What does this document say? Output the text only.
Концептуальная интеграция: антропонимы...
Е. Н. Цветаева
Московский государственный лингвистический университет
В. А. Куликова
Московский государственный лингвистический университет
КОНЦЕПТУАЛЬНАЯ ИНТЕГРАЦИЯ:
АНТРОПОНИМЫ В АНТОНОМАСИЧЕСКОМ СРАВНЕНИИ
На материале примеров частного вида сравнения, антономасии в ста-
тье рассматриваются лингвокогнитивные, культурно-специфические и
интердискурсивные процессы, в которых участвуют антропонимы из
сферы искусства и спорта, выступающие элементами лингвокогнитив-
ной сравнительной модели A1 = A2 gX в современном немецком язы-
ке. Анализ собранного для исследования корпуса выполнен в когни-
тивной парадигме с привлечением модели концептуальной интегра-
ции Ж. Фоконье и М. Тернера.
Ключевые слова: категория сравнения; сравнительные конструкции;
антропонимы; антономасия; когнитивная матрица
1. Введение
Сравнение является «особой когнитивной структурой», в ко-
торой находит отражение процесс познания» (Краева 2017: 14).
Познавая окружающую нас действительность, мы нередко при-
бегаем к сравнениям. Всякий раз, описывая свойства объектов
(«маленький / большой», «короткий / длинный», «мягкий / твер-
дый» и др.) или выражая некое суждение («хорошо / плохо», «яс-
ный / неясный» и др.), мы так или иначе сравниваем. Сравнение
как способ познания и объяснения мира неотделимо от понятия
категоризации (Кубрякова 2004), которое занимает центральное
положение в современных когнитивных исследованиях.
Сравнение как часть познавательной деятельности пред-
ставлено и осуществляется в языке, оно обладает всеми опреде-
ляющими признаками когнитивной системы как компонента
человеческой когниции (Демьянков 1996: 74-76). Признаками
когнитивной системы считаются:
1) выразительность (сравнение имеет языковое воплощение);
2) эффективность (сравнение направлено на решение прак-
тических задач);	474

• • •

» **Exercise brief**
Set all of the entries down again, exactly as they were given.

» **Problem solution**
What does this document say? Output the text only.
Концептуальная интеграция: антропонимы...
Е. Н. Цветаева
Московский государственный лингвистический университет
В. А. Куликова
Московский государственный лингвистический университет
КОНЦЕПТУАЛЬНАЯ ИНТЕГРАЦИЯ:
АНТРОПОНИМЫ В АНТОНОМАСИЧЕСКОМ СРАВНЕНИИ
На материале примеров частного вида сравнения, антономасии в ста-
тье рассматриваются лингвокогнитивные, культурно-специфические и
интердискурсивные процессы, в которых участвуют антропонимы из
сферы искусства и спорта, выступающие элементами лингвокогнитив-
ной сравнительной модели A1 = A2 gX в современном немецком язы-
ке. Анализ собранного для исследования корпуса выполнен в когни-
тивной парадигме с привлечением модели концептуальной интегра-
ции Ж. Фоконье и М. Тернера.
Ключевые слова: категория сравнения; сравнительные конструкции;
антропонимы; антономасия; когнитивная матрица
1. Введение
Сравнение является «особой когнитивной структурой», в ко-
торой находит отражение процесс познания» (Краева 2017: 14).
Познавая окружающую нас действительность, мы нередко при-
бегаем к сравнениям. Всякий раз, описывая свойства объектов
(«маленький / большой», «короткий / длинный», «мягкий / твер-
дый» и др.) или выражая некое суждение («хорошо / плохо», «яс-
ный / неясный» и др.), мы так или иначе сравниваем. Сравнение
как способ познания и объяснения мира неотделимо от понятия
категоризации (Кубрякова 2004), которое занимает центральное
положение в современных когнитивных исследованиях.
Сравнение как часть познавательной деятельности пред-
ставлено и осуществляется в языке, оно обладает всеми опреде-
ляющими признаками когнитивной системы как компонента
человеческой когниции (Демьянков 1996: 74-76). Признаками
когнитивной системы считаются:
1) выразительность (сравнение имеет языковое воплощение);
2) эффективность (сравнение направлено на решение прак-
тических задач);	474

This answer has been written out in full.